Start Records for this task
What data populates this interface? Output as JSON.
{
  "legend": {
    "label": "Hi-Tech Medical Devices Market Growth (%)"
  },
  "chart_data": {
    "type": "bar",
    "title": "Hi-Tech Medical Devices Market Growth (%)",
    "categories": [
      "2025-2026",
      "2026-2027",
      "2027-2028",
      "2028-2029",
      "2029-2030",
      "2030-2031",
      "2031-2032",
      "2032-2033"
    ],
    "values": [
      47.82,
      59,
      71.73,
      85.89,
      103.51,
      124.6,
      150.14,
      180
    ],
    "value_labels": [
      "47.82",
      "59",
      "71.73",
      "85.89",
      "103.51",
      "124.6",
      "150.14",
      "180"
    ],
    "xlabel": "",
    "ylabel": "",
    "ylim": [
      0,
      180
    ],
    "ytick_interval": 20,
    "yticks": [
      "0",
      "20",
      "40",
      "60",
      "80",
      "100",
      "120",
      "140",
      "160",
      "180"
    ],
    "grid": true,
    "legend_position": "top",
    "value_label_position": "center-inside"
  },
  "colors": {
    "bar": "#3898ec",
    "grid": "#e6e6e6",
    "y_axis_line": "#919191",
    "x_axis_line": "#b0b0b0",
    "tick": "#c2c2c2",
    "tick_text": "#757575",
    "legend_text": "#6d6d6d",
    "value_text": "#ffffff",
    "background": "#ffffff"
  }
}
End Records for this task
Print the whole listing exactly as it is.

In response:
What data populates this interface? Output as JSON.
{
  "legend": {
    "label": "Hi-Tech Medical Devices Market Growth (%)"
  },
  "chart_data": {
    "type": "bar",
    "title": "Hi-Tech Medical Devices Market Growth (%)",
    "categories": [
      "2025-2026",
      "2026-2027",
      "2027-2028",
      "2028-2029",
      "2029-2030",
      "2030-2031",
      "2031-2032",
      "2032-2033"
    ],
    "values": [
      47.82,
      59,
      71.73,
      85.89,
      103.51,
      124.6,
      150.14,
      180
    ],
    "value_labels": [
      "47.82",
      "59",
      "71.73",
      "85.89",
      "103.51",
      "124.6",
      "150.14",
      "180"
    ],
    "xlabel": "",
    "ylabel": "",
    "ylim": [
      0,
      180
    ],
    "ytick_interval": 20,
    "yticks": [
      "0",
      "20",
      "40",
      "60",
      "80",
      "100",
      "120",
      "140",
      "160",
      "180"
    ],
    "grid": true,
    "legend_position": "top",
    "value_label_position": "center-inside"
  },
  "colors": {
    "bar": "#3898ec",
    "grid": "#e6e6e6",
    "y_axis_line": "#919191",
    "x_axis_line": "#b0b0b0",
    "tick": "#c2c2c2",
    "tick_text": "#757575",
    "legend_text": "#6d6d6d",
    "value_text": "#ffffff",
    "background": "#ffffff"
  }
}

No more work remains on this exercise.